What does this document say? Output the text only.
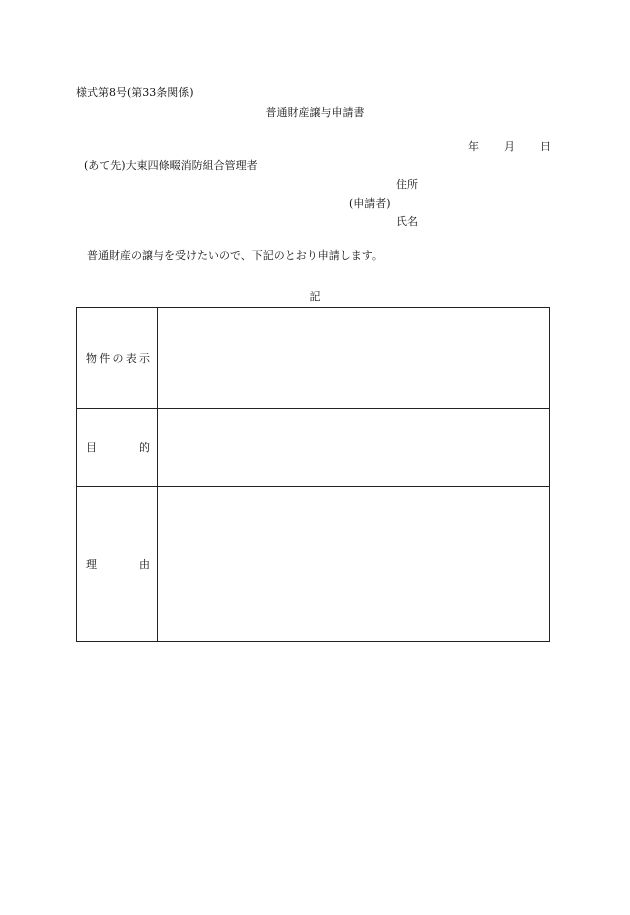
様式第8号(第33条関係)
普通財産譲与申請書
年 月 日
(あて先)大東四條畷消防組合管理者
住所
(申請者)
氏名
普通財産の譲与を受けたいので、下記のとおり申請します。
記
物 件 の 表 示	

目 的	

理 由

• • • • • • •

Task details: Give the entries again without a single change, but with no pictures.

Worked solution:
What does this document say? Output the text only.
様式第8号(第33条関係)
普通財産譲与申請書
年 月 日
(あて先)大東四條畷消防組合管理者
住所
(申請者)
氏名
普通財産の譲与を受けたいので、下記のとおり申請します。
記
物 件 の 表 示	

目 的	

理 由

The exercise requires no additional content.